— start —

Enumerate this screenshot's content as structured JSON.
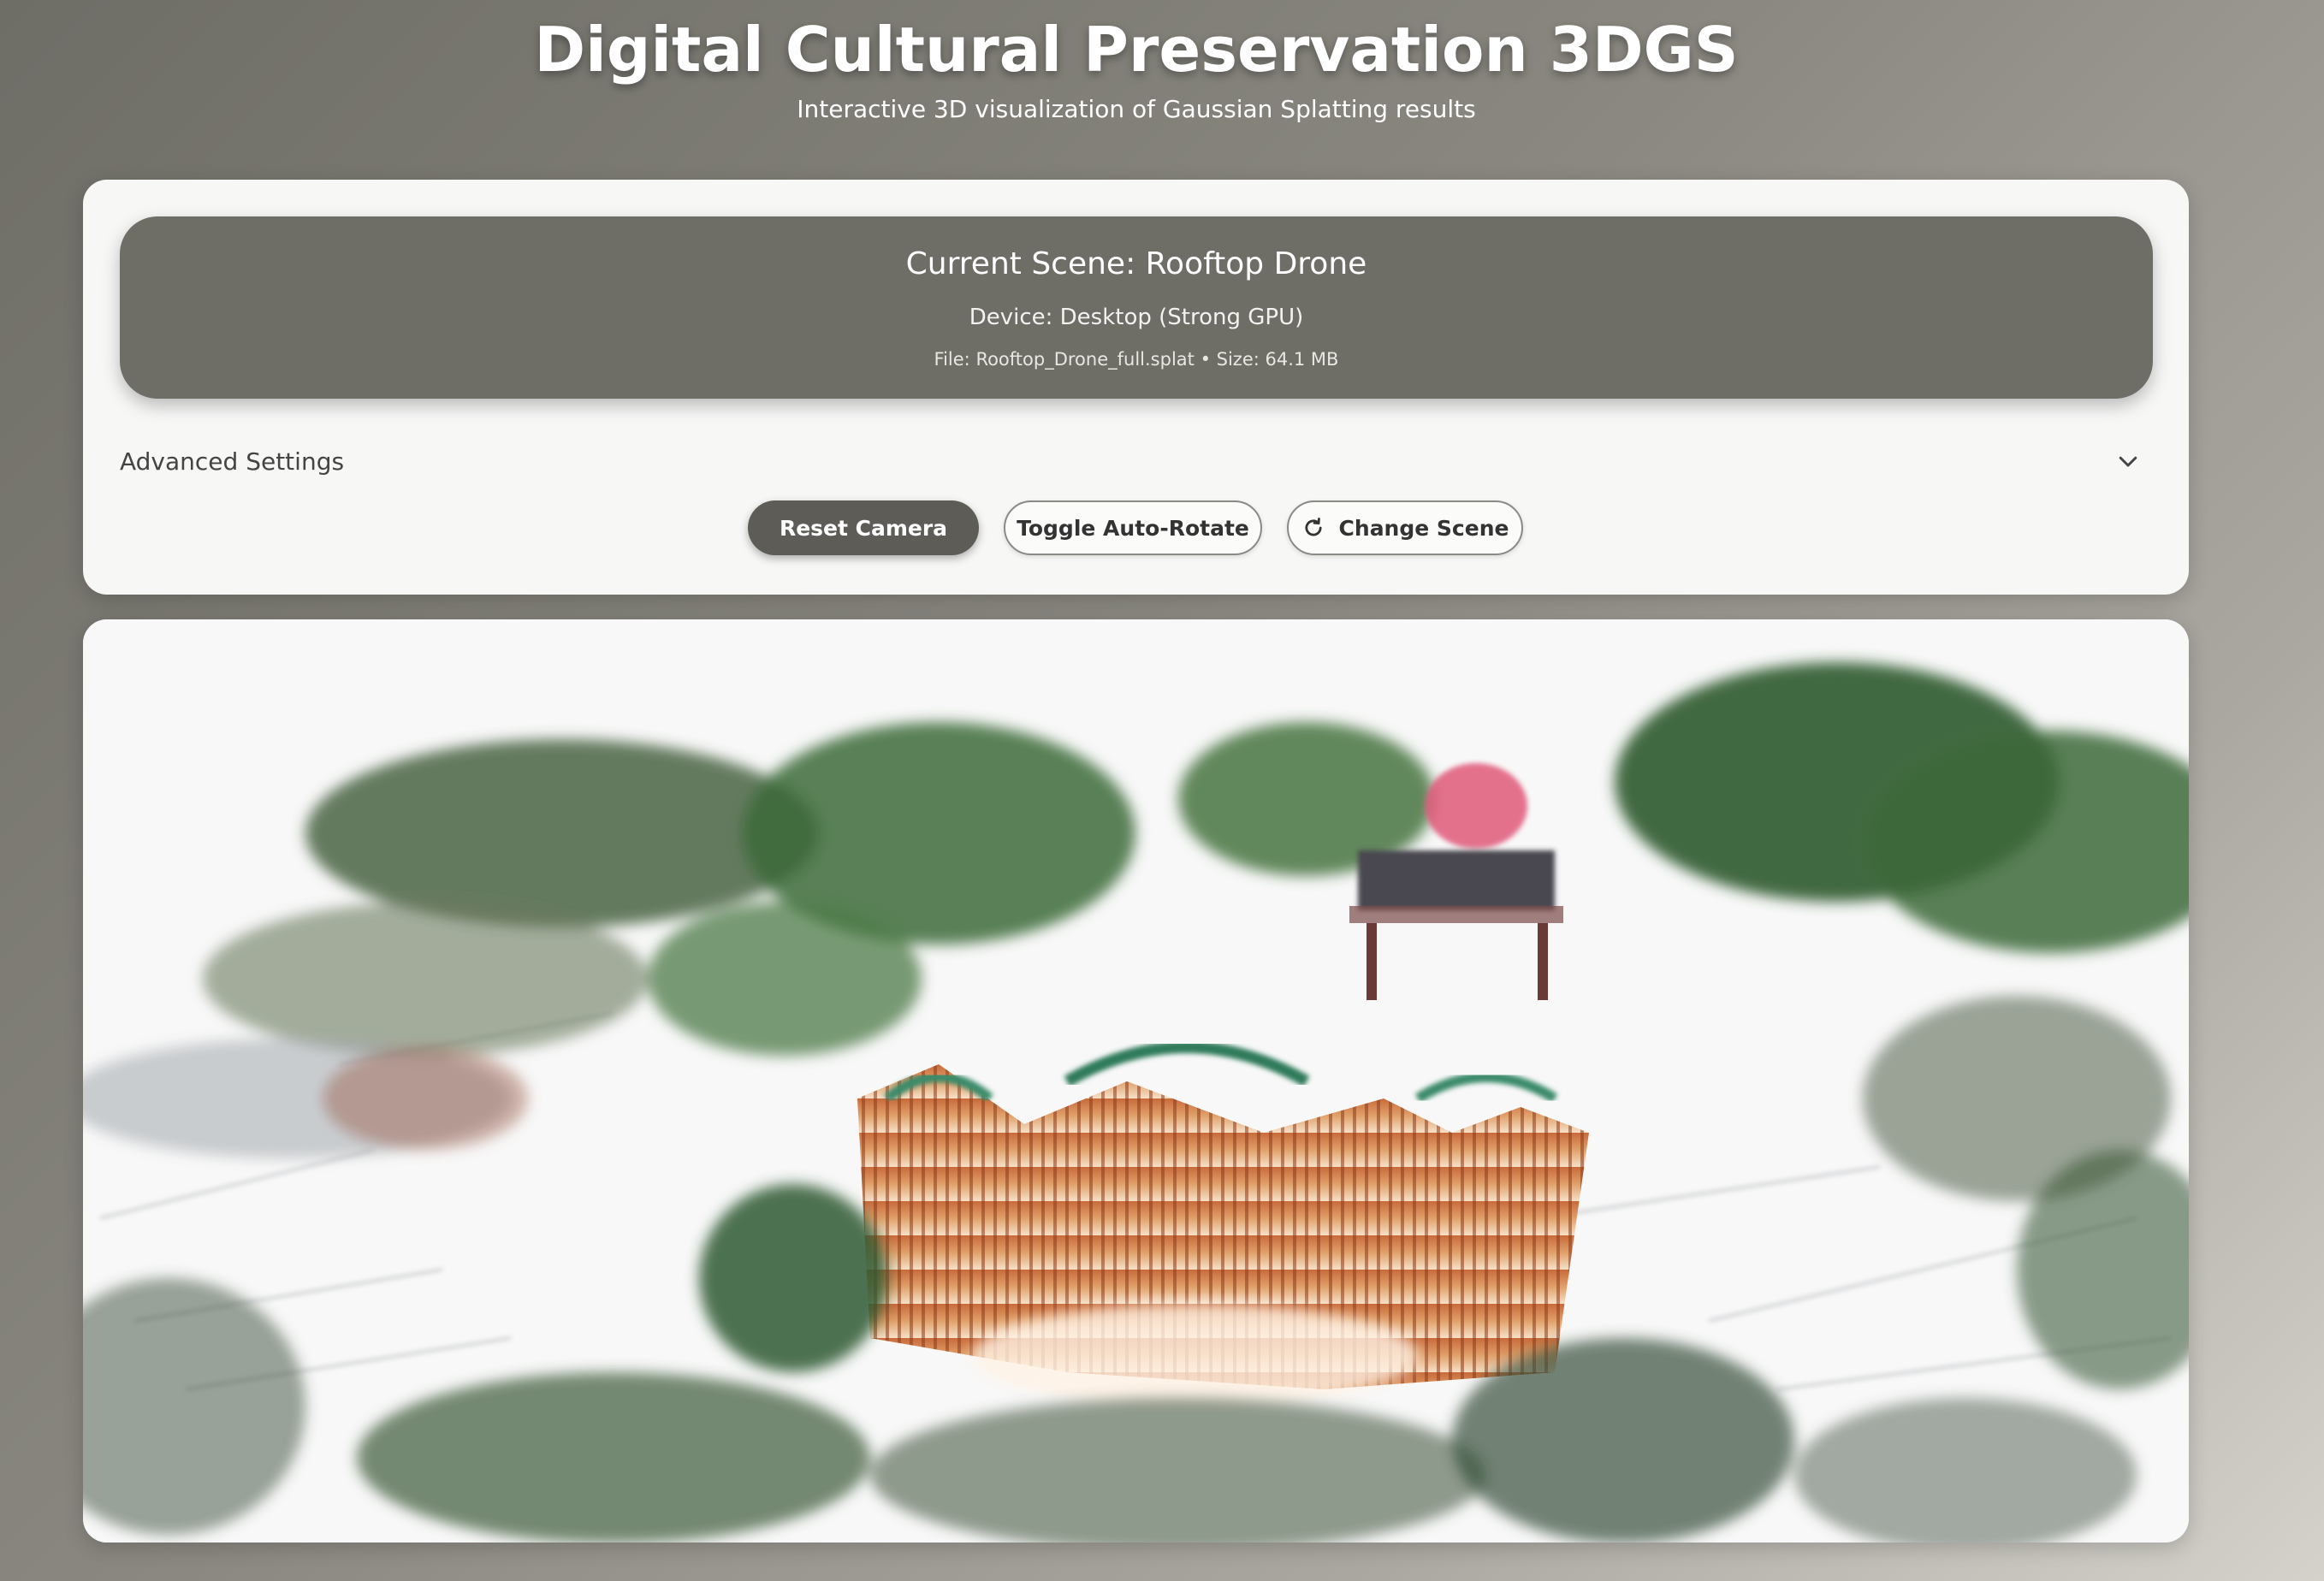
{
  "header": {
    "title": "Digital Cultural Preservation 3DGS",
    "subtitle": "Interactive 3D visualization of Gaussian Splatting results"
  },
  "scene_info": {
    "current_scene": "Current Scene: Rooftop Drone",
    "device": "Device: Desktop (Strong GPU)",
    "file_info": "File: Rooftop_Drone_full.splat • Size: 64.1 MB"
  },
  "settings": {
    "advanced_label": "Advanced Settings",
    "chevron_icon": "chevron-down-icon"
  },
  "controls": {
    "reset_camera": "Reset Camera",
    "toggle_auto_rotate": "Toggle Auto-Rotate",
    "change_scene": "Change Scene",
    "change_scene_icon": "refresh-icon"
  },
  "viewer": {
    "content": "3D Gaussian splat render of a temple rooftop surrounded by trees"
  }
}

— end —

The exercise: Write out the full listing verbatim, excluding its pictures.

The answer:
Enumerate this screenshot's content as structured JSON.
{
  "header": {
    "title": "Digital Cultural Preservation 3DGS",
    "subtitle": "Interactive 3D visualization of Gaussian Splatting results"
  },
  "scene_info": {
    "current_scene": "Current Scene: Rooftop Drone",
    "device": "Device: Desktop (Strong GPU)",
    "file_info": "File: Rooftop_Drone_full.splat • Size: 64.1 MB"
  },
  "settings": {
    "advanced_label": "Advanced Settings",
    "chevron_icon": "chevron-down-icon"
  },
  "controls": {
    "reset_camera": "Reset Camera",
    "toggle_auto_rotate": "Toggle Auto-Rotate",
    "change_scene": "Change Scene",
    "change_scene_icon": "refresh-icon"
  },
  "viewer": {
    "content": "3D Gaussian splat render of a temple rooftop surrounded by trees"
  }
}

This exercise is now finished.